_Source data_:
-------
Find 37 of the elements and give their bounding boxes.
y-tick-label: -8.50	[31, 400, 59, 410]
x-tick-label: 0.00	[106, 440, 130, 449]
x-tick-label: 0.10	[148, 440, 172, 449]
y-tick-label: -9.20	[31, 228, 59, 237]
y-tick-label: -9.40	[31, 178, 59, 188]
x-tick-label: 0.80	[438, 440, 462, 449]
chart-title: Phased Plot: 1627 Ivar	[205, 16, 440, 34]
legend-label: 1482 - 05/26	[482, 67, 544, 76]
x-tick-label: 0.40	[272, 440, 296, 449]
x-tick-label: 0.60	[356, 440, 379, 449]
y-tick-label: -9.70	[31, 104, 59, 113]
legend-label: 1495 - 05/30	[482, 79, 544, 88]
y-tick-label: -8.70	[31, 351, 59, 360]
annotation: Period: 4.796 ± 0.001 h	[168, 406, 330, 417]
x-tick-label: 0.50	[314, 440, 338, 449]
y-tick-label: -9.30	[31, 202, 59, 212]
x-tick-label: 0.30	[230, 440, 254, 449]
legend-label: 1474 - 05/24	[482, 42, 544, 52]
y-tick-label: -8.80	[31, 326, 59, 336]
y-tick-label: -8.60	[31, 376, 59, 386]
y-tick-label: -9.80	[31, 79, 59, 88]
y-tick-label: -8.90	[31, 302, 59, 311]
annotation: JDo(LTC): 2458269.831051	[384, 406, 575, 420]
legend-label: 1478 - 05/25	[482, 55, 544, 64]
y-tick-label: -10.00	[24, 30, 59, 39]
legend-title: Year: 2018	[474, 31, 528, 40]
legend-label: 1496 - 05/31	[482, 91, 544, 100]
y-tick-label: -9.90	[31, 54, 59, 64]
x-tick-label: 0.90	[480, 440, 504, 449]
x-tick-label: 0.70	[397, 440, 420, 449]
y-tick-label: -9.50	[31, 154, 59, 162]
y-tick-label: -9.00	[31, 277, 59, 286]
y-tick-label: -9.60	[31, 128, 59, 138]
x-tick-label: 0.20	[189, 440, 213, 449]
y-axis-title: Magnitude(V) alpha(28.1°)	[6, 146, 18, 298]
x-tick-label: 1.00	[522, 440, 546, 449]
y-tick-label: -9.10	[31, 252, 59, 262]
-------
_Challenge_: Reproduce the item above word for word, keeping every line in its original order.

_Answer to the problem_:
Find 37 of the elements and give their bounding boxes.
y-tick-label: -8.50	[31, 400, 59, 410]
x-tick-label: 0.00	[106, 440, 130, 449]
x-tick-label: 0.10	[148, 440, 172, 449]
y-tick-label: -9.20	[31, 228, 59, 237]
y-tick-label: -9.40	[31, 178, 59, 188]
x-tick-label: 0.80	[438, 440, 462, 449]
chart-title: Phased Plot: 1627 Ivar	[205, 16, 440, 34]
legend-label: 1482 - 05/26	[482, 67, 544, 76]
x-tick-label: 0.40	[272, 440, 296, 449]
x-tick-label: 0.60	[356, 440, 379, 449]
y-tick-label: -9.70	[31, 104, 59, 113]
legend-label: 1495 - 05/30	[482, 79, 544, 88]
y-tick-label: -8.70	[31, 351, 59, 360]
annotation: Period: 4.796 ± 0.001 h	[168, 406, 330, 417]
x-tick-label: 0.50	[314, 440, 338, 449]
y-tick-label: -9.30	[31, 202, 59, 212]
x-tick-label: 0.30	[230, 440, 254, 449]
legend-label: 1474 - 05/24	[482, 42, 544, 52]
y-tick-label: -8.80	[31, 326, 59, 336]
y-tick-label: -8.60	[31, 376, 59, 386]
y-tick-label: -9.80	[31, 79, 59, 88]
y-tick-label: -8.90	[31, 302, 59, 311]
annotation: JDo(LTC): 2458269.831051	[384, 406, 575, 420]
legend-label: 1478 - 05/25	[482, 55, 544, 64]
y-tick-label: -10.00	[24, 30, 59, 39]
legend-title: Year: 2018	[474, 31, 528, 40]
legend-label: 1496 - 05/31	[482, 91, 544, 100]
y-tick-label: -9.90	[31, 54, 59, 64]
x-tick-label: 0.90	[480, 440, 504, 449]
x-tick-label: 0.70	[397, 440, 420, 449]
y-tick-label: -9.50	[31, 154, 59, 162]
y-tick-label: -9.00	[31, 277, 59, 286]
y-tick-label: -9.60	[31, 128, 59, 138]
x-tick-label: 0.20	[189, 440, 213, 449]
y-axis-title: Magnitude(V) alpha(28.1°)	[6, 146, 18, 298]
x-tick-label: 1.00	[522, 440, 546, 449]
y-tick-label: -9.10	[31, 252, 59, 262]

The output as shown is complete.